**GIVEN TASK:** Give only the number of lines that contain the word "области".

**MATERIAL SUPPLIED:**

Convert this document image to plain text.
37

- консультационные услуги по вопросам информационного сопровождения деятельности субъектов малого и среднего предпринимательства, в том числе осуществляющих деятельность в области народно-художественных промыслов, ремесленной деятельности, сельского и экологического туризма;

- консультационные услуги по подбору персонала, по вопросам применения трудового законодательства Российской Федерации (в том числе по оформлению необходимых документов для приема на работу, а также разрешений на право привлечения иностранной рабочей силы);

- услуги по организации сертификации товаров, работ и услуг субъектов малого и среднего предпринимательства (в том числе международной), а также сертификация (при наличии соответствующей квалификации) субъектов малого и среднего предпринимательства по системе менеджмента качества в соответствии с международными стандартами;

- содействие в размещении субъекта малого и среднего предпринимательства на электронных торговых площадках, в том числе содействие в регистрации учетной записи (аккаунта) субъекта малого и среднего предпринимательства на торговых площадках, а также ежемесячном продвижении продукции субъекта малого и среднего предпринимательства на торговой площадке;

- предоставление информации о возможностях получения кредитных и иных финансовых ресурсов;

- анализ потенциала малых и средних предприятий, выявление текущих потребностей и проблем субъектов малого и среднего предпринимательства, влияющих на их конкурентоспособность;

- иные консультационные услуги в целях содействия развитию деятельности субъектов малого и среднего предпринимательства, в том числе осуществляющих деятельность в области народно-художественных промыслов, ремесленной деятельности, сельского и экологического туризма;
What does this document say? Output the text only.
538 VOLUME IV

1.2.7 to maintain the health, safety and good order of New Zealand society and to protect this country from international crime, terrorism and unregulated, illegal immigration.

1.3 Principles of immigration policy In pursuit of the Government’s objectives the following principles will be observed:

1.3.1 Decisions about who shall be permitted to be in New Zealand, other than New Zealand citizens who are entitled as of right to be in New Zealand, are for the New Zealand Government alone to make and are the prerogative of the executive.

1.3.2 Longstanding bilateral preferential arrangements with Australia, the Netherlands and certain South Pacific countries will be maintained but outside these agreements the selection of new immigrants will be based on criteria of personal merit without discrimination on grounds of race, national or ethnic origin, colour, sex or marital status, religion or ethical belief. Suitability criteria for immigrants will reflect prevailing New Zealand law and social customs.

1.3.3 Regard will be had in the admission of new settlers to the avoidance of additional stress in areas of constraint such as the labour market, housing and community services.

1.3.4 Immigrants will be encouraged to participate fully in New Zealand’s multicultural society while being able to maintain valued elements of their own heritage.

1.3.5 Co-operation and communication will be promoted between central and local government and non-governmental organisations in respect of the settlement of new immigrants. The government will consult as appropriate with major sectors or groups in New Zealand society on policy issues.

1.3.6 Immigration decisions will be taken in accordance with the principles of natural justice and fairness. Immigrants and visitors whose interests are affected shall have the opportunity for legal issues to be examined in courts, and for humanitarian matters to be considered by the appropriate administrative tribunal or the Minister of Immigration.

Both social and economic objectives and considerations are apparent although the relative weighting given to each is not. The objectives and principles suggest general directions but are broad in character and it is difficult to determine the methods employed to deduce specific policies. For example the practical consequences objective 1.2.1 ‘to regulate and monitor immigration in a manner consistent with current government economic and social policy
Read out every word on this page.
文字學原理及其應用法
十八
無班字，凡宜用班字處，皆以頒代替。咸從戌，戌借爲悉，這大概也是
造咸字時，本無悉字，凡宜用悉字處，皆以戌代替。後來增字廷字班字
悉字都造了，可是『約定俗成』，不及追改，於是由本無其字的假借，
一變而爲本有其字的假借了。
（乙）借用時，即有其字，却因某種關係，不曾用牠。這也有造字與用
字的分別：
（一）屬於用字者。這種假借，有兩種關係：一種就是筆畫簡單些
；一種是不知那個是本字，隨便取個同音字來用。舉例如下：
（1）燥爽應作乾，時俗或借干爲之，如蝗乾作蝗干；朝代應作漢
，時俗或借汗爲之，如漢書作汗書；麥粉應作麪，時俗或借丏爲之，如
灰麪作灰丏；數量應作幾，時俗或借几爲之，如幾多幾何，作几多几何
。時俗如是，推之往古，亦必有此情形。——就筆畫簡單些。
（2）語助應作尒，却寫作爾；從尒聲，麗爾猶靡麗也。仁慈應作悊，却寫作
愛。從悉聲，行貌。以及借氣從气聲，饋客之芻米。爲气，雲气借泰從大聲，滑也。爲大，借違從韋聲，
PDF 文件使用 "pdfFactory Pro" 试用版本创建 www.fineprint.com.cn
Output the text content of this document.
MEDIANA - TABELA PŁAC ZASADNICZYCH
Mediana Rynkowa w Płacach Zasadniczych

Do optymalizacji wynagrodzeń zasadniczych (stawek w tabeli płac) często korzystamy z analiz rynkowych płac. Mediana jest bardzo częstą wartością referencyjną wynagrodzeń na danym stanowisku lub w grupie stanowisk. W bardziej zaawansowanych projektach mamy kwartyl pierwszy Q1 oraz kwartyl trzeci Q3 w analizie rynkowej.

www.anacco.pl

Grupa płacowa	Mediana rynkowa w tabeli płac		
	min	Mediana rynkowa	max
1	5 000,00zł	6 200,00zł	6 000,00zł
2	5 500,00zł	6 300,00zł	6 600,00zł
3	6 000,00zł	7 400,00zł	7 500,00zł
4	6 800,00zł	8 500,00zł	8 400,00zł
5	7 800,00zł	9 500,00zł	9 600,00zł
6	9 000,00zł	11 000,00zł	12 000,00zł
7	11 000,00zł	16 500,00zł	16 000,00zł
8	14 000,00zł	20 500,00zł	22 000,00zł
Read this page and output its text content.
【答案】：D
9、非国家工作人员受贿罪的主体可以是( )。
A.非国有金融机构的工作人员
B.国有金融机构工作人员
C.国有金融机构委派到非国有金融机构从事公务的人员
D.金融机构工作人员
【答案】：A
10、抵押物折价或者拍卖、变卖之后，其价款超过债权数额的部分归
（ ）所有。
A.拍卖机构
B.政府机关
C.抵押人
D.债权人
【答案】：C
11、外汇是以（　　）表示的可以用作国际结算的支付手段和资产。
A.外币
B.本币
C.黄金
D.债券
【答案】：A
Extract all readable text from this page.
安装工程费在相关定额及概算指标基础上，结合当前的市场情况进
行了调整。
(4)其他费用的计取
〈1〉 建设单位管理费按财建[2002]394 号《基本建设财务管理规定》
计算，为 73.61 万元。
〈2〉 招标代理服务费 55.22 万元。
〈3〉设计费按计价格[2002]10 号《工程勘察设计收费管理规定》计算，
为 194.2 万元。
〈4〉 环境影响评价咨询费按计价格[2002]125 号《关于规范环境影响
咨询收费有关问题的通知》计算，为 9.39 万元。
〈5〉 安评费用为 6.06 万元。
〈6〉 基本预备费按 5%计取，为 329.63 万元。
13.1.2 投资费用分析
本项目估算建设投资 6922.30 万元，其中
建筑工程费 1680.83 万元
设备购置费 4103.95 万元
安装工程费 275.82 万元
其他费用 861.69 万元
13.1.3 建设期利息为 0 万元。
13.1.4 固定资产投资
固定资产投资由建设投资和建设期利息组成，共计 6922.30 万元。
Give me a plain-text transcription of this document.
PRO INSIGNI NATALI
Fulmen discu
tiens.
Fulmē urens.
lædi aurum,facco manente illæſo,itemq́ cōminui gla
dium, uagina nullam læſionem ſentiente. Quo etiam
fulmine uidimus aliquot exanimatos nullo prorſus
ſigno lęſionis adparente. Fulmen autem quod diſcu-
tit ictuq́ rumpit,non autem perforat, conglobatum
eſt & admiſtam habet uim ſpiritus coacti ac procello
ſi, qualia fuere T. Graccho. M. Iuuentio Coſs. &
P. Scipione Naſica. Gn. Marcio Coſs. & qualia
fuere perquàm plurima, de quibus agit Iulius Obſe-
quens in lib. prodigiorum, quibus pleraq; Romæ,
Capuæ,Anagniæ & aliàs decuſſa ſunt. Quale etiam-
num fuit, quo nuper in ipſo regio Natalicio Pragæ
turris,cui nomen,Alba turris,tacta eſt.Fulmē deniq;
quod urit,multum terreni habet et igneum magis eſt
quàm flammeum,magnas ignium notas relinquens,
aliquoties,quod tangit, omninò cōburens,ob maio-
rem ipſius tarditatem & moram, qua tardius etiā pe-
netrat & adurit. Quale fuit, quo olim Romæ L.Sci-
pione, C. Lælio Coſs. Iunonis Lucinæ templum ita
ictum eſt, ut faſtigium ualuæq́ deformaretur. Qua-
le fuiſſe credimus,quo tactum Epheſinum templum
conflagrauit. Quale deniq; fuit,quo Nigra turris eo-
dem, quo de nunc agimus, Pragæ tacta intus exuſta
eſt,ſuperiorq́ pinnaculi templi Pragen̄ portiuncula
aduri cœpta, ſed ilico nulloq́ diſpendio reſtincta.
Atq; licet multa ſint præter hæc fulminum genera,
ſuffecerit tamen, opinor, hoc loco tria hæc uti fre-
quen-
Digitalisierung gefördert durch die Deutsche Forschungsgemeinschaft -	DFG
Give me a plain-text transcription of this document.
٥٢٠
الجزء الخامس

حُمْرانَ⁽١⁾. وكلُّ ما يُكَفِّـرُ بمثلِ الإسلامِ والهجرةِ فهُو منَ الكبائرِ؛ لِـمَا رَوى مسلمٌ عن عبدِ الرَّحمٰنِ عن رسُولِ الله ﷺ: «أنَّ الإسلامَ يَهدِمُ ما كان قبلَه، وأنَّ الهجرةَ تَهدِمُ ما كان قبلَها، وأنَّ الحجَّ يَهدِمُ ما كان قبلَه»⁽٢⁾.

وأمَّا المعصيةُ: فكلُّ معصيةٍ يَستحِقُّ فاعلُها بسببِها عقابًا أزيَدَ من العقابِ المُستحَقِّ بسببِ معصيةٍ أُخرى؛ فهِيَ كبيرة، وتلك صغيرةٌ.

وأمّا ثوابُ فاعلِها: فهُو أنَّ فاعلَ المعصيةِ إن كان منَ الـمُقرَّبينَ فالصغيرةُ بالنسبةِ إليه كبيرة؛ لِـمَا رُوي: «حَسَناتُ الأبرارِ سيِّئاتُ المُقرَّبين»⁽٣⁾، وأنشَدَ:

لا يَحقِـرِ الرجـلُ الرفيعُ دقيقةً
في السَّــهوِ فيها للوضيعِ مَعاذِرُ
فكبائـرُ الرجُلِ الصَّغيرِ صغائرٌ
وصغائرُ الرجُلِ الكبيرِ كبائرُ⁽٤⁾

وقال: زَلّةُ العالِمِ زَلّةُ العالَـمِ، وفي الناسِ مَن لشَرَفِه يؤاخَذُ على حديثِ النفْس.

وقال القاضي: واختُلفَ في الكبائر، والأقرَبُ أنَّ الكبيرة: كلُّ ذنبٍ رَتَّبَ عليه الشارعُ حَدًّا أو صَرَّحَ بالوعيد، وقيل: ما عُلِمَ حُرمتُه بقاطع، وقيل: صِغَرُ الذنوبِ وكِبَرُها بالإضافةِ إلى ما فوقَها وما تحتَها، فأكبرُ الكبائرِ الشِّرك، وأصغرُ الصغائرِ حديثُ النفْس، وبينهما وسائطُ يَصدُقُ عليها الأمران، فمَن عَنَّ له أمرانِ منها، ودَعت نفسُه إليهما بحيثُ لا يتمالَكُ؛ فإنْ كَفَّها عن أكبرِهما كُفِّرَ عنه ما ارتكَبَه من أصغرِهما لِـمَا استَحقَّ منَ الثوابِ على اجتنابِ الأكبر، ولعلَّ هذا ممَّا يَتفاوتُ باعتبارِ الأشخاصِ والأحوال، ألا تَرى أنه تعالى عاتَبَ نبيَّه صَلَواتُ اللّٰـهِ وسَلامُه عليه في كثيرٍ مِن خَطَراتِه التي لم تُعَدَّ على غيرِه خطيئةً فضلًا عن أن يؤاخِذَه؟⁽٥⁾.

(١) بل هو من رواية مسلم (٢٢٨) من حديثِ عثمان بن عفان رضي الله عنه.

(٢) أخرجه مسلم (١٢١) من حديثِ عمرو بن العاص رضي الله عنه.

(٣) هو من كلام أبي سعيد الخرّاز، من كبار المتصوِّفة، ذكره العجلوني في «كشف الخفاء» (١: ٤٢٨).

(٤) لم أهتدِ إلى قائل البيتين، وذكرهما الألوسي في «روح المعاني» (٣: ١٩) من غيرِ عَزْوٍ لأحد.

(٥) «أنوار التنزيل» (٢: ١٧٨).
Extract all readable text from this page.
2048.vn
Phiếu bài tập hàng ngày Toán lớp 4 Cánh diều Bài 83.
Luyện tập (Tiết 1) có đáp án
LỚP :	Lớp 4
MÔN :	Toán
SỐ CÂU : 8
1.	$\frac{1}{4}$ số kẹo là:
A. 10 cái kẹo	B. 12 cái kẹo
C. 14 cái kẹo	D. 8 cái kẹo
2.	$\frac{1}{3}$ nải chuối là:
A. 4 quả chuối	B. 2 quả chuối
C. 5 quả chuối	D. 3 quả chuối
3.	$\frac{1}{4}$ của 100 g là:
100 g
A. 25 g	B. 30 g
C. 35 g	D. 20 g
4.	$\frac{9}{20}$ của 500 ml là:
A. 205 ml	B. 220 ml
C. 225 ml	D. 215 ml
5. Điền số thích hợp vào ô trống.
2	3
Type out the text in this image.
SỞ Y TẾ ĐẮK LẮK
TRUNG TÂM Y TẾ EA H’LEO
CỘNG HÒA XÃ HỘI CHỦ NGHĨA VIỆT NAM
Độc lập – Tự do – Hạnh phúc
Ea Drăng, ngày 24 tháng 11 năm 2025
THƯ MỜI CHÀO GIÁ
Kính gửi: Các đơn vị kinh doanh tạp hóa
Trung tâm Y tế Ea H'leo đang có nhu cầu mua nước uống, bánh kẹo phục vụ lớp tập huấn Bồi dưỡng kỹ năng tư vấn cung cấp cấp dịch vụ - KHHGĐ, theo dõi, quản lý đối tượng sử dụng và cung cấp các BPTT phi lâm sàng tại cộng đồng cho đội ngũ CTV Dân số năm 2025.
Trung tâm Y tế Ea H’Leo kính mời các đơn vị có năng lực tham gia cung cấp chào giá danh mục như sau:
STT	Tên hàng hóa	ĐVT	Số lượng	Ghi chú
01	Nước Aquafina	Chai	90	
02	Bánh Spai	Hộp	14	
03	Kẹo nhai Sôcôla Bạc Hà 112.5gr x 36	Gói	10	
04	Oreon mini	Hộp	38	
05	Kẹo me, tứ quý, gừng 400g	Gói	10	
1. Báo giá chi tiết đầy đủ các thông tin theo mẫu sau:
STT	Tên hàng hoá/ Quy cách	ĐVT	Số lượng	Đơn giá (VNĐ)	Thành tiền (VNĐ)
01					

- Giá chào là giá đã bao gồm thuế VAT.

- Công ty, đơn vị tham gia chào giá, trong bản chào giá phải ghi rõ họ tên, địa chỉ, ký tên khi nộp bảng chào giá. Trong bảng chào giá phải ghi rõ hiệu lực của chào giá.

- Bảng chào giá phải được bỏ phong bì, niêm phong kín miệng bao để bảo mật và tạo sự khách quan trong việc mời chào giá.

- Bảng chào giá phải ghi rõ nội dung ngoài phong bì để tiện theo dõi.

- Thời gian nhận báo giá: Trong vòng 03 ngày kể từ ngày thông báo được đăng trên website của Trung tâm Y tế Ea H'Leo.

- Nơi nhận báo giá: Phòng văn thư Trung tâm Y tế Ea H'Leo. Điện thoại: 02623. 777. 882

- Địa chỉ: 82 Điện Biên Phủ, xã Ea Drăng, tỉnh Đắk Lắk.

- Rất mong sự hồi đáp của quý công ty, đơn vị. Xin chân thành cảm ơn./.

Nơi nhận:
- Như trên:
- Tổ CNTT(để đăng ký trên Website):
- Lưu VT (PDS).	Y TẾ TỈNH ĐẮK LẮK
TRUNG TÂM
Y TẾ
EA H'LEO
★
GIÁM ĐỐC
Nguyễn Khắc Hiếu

**THE SOLUTION:** 2